======== Records for the task ========

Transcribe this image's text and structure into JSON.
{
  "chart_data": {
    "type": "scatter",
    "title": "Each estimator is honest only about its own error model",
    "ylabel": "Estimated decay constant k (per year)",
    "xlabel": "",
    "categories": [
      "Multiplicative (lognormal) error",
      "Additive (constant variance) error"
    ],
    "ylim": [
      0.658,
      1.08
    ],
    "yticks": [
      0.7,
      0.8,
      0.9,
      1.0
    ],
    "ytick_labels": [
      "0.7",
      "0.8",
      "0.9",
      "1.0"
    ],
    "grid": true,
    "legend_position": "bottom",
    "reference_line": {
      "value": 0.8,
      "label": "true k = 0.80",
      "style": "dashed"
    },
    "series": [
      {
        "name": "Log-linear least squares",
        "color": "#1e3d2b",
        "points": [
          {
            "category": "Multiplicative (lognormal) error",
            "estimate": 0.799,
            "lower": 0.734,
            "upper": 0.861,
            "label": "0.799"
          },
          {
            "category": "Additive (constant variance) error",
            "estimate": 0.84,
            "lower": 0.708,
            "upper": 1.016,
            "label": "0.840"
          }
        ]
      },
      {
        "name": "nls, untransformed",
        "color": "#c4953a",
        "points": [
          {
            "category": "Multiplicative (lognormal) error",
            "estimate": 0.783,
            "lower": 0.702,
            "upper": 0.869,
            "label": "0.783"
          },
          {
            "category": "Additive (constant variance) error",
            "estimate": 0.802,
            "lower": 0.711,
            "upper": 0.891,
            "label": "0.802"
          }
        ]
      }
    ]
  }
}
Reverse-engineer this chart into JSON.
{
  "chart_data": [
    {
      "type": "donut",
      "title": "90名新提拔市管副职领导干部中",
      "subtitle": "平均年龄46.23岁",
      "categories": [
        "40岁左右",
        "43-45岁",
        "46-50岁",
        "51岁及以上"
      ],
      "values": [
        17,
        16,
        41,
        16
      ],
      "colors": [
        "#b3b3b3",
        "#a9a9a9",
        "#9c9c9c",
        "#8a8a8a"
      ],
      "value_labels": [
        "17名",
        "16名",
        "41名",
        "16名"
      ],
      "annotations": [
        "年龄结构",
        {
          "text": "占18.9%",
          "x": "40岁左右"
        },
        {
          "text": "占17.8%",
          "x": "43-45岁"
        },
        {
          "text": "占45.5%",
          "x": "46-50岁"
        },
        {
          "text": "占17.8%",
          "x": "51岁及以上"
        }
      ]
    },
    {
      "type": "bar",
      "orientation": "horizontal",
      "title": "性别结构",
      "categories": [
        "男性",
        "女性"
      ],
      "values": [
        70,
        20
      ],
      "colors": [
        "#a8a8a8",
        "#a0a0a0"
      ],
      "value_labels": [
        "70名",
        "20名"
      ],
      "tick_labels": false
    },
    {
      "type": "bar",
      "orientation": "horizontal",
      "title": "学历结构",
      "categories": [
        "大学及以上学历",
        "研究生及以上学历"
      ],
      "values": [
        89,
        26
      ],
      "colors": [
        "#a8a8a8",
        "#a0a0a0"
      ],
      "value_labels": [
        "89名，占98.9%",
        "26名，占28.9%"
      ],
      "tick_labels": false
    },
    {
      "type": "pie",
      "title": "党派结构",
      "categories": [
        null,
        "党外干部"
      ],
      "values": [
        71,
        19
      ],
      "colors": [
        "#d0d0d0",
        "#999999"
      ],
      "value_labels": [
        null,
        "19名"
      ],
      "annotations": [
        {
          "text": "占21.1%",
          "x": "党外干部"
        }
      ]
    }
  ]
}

========

**Given exercise**
Using the listing above, pull out all lines that hold the word "this".

**Task output**
Transcribe this image's text and structure into JSON.
Reverse-engineer this chart into JSON.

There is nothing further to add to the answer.